(Dataset entries)
+--

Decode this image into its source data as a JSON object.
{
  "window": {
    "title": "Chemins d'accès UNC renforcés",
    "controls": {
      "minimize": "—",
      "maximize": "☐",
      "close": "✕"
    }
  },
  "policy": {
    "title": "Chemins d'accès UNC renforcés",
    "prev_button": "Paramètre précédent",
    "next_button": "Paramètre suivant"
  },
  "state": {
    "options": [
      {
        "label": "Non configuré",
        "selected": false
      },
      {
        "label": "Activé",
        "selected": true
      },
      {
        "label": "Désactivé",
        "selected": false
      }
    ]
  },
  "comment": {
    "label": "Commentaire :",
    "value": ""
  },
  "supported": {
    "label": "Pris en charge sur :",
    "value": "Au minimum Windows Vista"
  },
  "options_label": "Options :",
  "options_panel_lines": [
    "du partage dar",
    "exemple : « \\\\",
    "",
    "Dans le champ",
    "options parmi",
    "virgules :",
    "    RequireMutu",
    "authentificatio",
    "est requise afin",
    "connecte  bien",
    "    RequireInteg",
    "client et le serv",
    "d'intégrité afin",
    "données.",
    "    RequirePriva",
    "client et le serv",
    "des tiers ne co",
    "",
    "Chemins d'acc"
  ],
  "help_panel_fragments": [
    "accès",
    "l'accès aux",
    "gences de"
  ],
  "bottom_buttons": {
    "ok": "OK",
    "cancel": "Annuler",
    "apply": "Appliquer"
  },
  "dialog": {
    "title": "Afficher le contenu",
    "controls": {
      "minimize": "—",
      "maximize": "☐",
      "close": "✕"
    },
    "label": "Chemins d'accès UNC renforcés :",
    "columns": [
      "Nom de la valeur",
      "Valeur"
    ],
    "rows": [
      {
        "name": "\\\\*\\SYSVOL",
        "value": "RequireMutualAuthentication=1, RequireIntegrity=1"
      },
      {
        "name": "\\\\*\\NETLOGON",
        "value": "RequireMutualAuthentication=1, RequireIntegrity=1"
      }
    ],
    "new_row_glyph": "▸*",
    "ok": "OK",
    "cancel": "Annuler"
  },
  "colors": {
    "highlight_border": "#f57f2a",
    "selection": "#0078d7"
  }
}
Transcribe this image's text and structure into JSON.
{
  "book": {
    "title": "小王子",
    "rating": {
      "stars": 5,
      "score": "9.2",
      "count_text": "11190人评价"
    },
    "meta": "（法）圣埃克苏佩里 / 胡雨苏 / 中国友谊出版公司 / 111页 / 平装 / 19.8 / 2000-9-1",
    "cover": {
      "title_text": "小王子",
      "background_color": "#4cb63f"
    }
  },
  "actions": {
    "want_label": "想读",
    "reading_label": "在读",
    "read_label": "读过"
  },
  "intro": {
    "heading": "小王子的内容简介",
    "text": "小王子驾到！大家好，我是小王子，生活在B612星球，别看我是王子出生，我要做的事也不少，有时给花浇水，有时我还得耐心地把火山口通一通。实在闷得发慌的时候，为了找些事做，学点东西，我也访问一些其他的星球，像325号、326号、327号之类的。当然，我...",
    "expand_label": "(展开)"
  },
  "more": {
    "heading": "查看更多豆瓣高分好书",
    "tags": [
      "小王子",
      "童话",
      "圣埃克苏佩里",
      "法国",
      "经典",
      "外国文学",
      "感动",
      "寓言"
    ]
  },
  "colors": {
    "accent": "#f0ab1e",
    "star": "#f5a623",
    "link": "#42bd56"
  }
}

+--

### Problem to solve
Reproduce all of the material above word for word.

### Answer to the task
Decode this image into its source data as a JSON object.
{
  "window": {
    "title": "Chemins d'accès UNC renforcés",
    "controls": {
      "minimize": "—",
      "maximize": "☐",
      "close": "✕"
    }
  },
  "policy": {
    "title": "Chemins d'accès UNC renforcés",
    "prev_button": "Paramètre précédent",
    "next_button": "Paramètre suivant"
  },
  "state": {
    "options": [
      {
        "label": "Non configuré",
        "selected": false
      },
      {
        "label": "Activé",
        "selected": true
      },
      {
        "label": "Désactivé",
        "selected": false
      }
    ]
  },
  "comment": {
    "label": "Commentaire :",
    "value": ""
  },
  "supported": {
    "label": "Pris en charge sur :",
    "value": "Au minimum Windows Vista"
  },
  "options_label": "Options :",
  "options_panel_lines": [
    "du partage dar",
    "exemple : « \\\\",
    "",
    "Dans le champ",
    "options parmi",
    "virgules :",
    "    RequireMutu",
    "authentificatio",
    "est requise afin",
    "connecte  bien",
    "    RequireInteg",
    "client et le serv",
    "d'intégrité afin",
    "données.",
    "    RequirePriva",
    "client et le serv",
    "des tiers ne co",
    "",
    "Chemins d'acc"
  ],
  "help_panel_fragments": [
    "accès",
    "l'accès aux",
    "gences de"
  ],
  "bottom_buttons": {
    "ok": "OK",
    "cancel": "Annuler",
    "apply": "Appliquer"
  },
  "dialog": {
    "title": "Afficher le contenu",
    "controls": {
      "minimize": "—",
      "maximize": "☐",
      "close": "✕"
    },
    "label": "Chemins d'accès UNC renforcés :",
    "columns": [
      "Nom de la valeur",
      "Valeur"
    ],
    "rows": [
      {
        "name": "\\\\*\\SYSVOL",
        "value": "RequireMutualAuthentication=1, RequireIntegrity=1"
      },
      {
        "name": "\\\\*\\NETLOGON",
        "value": "RequireMutualAuthentication=1, RequireIntegrity=1"
      }
    ],
    "new_row_glyph": "▸*",
    "ok": "OK",
    "cancel": "Annuler"
  },
  "colors": {
    "highlight_border": "#f57f2a",
    "selection": "#0078d7"
  }
}
Transcribe this image's text and structure into JSON.
{
  "book": {
    "title": "小王子",
    "rating": {
      "stars": 5,
      "score": "9.2",
      "count_text": "11190人评价"
    },
    "meta": "（法）圣埃克苏佩里 / 胡雨苏 / 中国友谊出版公司 / 111页 / 平装 / 19.8 / 2000-9-1",
    "cover": {
      "title_text": "小王子",
      "background_color": "#4cb63f"
    }
  },
  "actions": {
    "want_label": "想读",
    "reading_label": "在读",
    "read_label": "读过"
  },
  "intro": {
    "heading": "小王子的内容简介",
    "text": "小王子驾到！大家好，我是小王子，生活在B612星球，别看我是王子出生，我要做的事也不少，有时给花浇水，有时我还得耐心地把火山口通一通。实在闷得发慌的时候，为了找些事做，学点东西，我也访问一些其他的星球，像325号、326号、327号之类的。当然，我...",
    "expand_label": "(展开)"
  },
  "more": {
    "heading": "查看更多豆瓣高分好书",
    "tags": [
      "小王子",
      "童话",
      "圣埃克苏佩里",
      "法国",
      "经典",
      "外国文学",
      "感动",
      "寓言"
    ]
  },
  "colors": {
    "accent": "#f0ab1e",
    "star": "#f5a623",
    "link": "#42bd56"
  }
}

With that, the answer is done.